TASK REQUIREMENTS
Write out each entry again. Keep every word exactly as it is.

(Extracted records)
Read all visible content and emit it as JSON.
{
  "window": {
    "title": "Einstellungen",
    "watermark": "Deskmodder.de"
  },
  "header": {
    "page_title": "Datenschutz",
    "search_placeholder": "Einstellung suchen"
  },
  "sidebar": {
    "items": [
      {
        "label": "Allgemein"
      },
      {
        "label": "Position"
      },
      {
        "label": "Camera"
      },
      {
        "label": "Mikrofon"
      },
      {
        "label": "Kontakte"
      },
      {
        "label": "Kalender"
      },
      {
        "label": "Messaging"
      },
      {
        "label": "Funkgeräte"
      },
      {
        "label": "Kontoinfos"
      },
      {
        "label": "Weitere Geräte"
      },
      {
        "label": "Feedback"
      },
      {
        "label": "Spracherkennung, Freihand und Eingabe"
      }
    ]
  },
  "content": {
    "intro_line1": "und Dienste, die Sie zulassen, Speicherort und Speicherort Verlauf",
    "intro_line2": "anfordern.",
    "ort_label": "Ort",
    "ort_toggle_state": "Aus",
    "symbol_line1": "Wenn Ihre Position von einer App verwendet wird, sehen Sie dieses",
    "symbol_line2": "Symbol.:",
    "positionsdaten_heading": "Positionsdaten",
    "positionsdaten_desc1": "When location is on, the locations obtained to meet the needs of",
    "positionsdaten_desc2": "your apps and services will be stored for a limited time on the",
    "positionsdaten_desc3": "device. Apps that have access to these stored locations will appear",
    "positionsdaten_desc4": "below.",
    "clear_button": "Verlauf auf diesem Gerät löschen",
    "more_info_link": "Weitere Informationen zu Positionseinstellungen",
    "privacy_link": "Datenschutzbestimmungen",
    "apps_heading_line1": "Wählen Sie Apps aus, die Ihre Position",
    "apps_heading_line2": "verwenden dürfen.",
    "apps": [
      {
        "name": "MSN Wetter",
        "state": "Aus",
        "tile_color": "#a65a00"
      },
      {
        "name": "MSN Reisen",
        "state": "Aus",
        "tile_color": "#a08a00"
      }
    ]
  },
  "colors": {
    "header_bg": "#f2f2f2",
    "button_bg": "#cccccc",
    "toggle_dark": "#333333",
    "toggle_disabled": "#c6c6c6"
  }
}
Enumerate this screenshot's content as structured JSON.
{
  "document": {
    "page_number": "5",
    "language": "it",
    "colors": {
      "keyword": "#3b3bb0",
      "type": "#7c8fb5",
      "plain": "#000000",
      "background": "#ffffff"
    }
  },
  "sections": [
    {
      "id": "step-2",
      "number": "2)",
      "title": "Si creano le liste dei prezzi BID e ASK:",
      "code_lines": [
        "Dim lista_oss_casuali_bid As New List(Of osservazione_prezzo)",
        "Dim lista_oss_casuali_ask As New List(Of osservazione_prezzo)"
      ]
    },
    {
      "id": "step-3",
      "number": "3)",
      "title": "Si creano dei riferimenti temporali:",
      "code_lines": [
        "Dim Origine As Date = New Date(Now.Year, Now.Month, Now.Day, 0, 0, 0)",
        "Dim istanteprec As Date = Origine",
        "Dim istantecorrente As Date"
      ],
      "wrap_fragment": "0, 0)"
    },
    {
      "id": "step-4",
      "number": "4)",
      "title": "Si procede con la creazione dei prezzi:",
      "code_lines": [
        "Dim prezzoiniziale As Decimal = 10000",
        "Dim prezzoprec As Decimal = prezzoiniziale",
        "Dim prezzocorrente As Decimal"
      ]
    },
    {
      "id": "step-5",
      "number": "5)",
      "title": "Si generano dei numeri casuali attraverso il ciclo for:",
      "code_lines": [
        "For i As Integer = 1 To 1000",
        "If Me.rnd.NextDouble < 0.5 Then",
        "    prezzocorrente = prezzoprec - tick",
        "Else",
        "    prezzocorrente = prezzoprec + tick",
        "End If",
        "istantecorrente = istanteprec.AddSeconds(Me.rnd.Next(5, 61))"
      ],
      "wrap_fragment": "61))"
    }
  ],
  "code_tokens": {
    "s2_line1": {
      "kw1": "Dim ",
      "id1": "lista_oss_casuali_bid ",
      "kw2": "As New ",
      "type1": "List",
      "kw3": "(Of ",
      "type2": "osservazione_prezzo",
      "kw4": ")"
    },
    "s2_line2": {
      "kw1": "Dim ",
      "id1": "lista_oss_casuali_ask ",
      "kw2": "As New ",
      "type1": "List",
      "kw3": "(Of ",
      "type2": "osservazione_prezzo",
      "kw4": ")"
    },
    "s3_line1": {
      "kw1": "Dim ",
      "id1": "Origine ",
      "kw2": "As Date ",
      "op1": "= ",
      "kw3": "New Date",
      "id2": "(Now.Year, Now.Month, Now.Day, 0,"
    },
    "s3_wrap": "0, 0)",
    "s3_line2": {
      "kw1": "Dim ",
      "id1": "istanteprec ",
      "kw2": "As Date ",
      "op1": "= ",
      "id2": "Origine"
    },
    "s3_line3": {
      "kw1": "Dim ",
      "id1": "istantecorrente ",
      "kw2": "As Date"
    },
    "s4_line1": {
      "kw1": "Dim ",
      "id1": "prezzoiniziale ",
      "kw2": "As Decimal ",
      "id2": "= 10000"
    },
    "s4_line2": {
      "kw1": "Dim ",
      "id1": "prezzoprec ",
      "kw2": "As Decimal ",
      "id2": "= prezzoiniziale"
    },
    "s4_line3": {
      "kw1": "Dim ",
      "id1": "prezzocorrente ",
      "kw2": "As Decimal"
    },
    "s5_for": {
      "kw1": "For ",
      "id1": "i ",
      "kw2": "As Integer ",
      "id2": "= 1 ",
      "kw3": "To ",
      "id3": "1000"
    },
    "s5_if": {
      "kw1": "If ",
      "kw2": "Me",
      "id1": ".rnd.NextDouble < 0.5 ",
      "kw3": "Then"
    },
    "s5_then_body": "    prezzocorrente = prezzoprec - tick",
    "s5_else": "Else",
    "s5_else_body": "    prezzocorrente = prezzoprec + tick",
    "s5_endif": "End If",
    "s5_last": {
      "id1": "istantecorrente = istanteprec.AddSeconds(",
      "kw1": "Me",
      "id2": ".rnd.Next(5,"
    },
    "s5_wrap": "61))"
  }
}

FINAL RESULT
Read all visible content and emit it as JSON.
{
  "window": {
    "title": "Einstellungen",
    "watermark": "Deskmodder.de"
  },
  "header": {
    "page_title": "Datenschutz",
    "search_placeholder": "Einstellung suchen"
  },
  "sidebar": {
    "items": [
      {
        "label": "Allgemein"
      },
      {
        "label": "Position"
      },
      {
        "label": "Camera"
      },
      {
        "label": "Mikrofon"
      },
      {
        "label": "Kontakte"
      },
      {
        "label": "Kalender"
      },
      {
        "label": "Messaging"
      },
      {
        "label": "Funkgeräte"
      },
      {
        "label": "Kontoinfos"
      },
      {
        "label": "Weitere Geräte"
      },
      {
        "label": "Feedback"
      },
      {
        "label": "Spracherkennung, Freihand und Eingabe"
      }
    ]
  },
  "content": {
    "intro_line1": "und Dienste, die Sie zulassen, Speicherort und Speicherort Verlauf",
    "intro_line2": "anfordern.",
    "ort_label": "Ort",
    "ort_toggle_state": "Aus",
    "symbol_line1": "Wenn Ihre Position von einer App verwendet wird, sehen Sie dieses",
    "symbol_line2": "Symbol.:",
    "positionsdaten_heading": "Positionsdaten",
    "positionsdaten_desc1": "When location is on, the locations obtained to meet the needs of",
    "positionsdaten_desc2": "your apps and services will be stored for a limited time on the",
    "positionsdaten_desc3": "device. Apps that have access to these stored locations will appear",
    "positionsdaten_desc4": "below.",
    "clear_button": "Verlauf auf diesem Gerät löschen",
    "more_info_link": "Weitere Informationen zu Positionseinstellungen",
    "privacy_link": "Datenschutzbestimmungen",
    "apps_heading_line1": "Wählen Sie Apps aus, die Ihre Position",
    "apps_heading_line2": "verwenden dürfen.",
    "apps": [
      {
        "name": "MSN Wetter",
        "state": "Aus",
        "tile_color": "#a65a00"
      },
      {
        "name": "MSN Reisen",
        "state": "Aus",
        "tile_color": "#a08a00"
      }
    ]
  },
  "colors": {
    "header_bg": "#f2f2f2",
    "button_bg": "#cccccc",
    "toggle_dark": "#333333",
    "toggle_disabled": "#c6c6c6"
  }
}
Enumerate this screenshot's content as structured JSON.
{
  "document": {
    "page_number": "5",
    "language": "it",
    "colors": {
      "keyword": "#3b3bb0",
      "type": "#7c8fb5",
      "plain": "#000000",
      "background": "#ffffff"
    }
  },
  "sections": [
    {
      "id": "step-2",
      "number": "2)",
      "title": "Si creano le liste dei prezzi BID e ASK:",
      "code_lines": [
        "Dim lista_oss_casuali_bid As New List(Of osservazione_prezzo)",
        "Dim lista_oss_casuali_ask As New List(Of osservazione_prezzo)"
      ]
    },
    {
      "id": "step-3",
      "number": "3)",
      "title": "Si creano dei riferimenti temporali:",
      "code_lines": [
        "Dim Origine As Date = New Date(Now.Year, Now.Month, Now.Day, 0, 0, 0)",
        "Dim istanteprec As Date = Origine",
        "Dim istantecorrente As Date"
      ],
      "wrap_fragment": "0, 0)"
    },
    {
      "id": "step-4",
      "number": "4)",
      "title": "Si procede con la creazione dei prezzi:",
      "code_lines": [
        "Dim prezzoiniziale As Decimal = 10000",
        "Dim prezzoprec As Decimal = prezzoiniziale",
        "Dim prezzocorrente As Decimal"
      ]
    },
    {
      "id": "step-5",
      "number": "5)",
      "title": "Si generano dei numeri casuali attraverso il ciclo for:",
      "code_lines": [
        "For i As Integer = 1 To 1000",
        "If Me.rnd.NextDouble < 0.5 Then",
        "    prezzocorrente = prezzoprec - tick",
        "Else",
        "    prezzocorrente = prezzoprec + tick",
        "End If",
        "istantecorrente = istanteprec.AddSeconds(Me.rnd.Next(5, 61))"
      ],
      "wrap_fragment": "61))"
    }
  ],
  "code_tokens": {
    "s2_line1": {
      "kw1": "Dim ",
      "id1": "lista_oss_casuali_bid ",
      "kw2": "As New ",
      "type1": "List",
      "kw3": "(Of ",
      "type2": "osservazione_prezzo",
      "kw4": ")"
    },
    "s2_line2": {
      "kw1": "Dim ",
      "id1": "lista_oss_casuali_ask ",
      "kw2": "As New ",
      "type1": "List",
      "kw3": "(Of ",
      "type2": "osservazione_prezzo",
      "kw4": ")"
    },
    "s3_line1": {
      "kw1": "Dim ",
      "id1": "Origine ",
      "kw2": "As Date ",
      "op1": "= ",
      "kw3": "New Date",
      "id2": "(Now.Year, Now.Month, Now.Day, 0,"
    },
    "s3_wrap": "0, 0)",
    "s3_line2": {
      "kw1": "Dim ",
      "id1": "istanteprec ",
      "kw2": "As Date ",
      "op1": "= ",
      "id2": "Origine"
    },
    "s3_line3": {
      "kw1": "Dim ",
      "id1": "istantecorrente ",
      "kw2": "As Date"
    },
    "s4_line1": {
      "kw1": "Dim ",
      "id1": "prezzoiniziale ",
      "kw2": "As Decimal ",
      "id2": "= 10000"
    },
    "s4_line2": {
      "kw1": "Dim ",
      "id1": "prezzoprec ",
      "kw2": "As Decimal ",
      "id2": "= prezzoiniziale"
    },
    "s4_line3": {
      "kw1": "Dim ",
      "id1": "prezzocorrente ",
      "kw2": "As Decimal"
    },
    "s5_for": {
      "kw1": "For ",
      "id1": "i ",
      "kw2": "As Integer ",
      "id2": "= 1 ",
      "kw3": "To ",
      "id3": "1000"
    },
    "s5_if": {
      "kw1": "If ",
      "kw2": "Me",
      "id1": ".rnd.NextDouble < 0.5 ",
      "kw3": "Then"
    },
    "s5_then_body": "    prezzocorrente = prezzoprec - tick",
    "s5_else": "Else",
    "s5_else_body": "    prezzocorrente = prezzoprec + tick",
    "s5_endif": "End If",
    "s5_last": {
      "id1": "istantecorrente = istanteprec.AddSeconds(",
      "kw1": "Me",
      "id2": ".rnd.Next(5,"
    },
    "s5_wrap": "61))"
  }
}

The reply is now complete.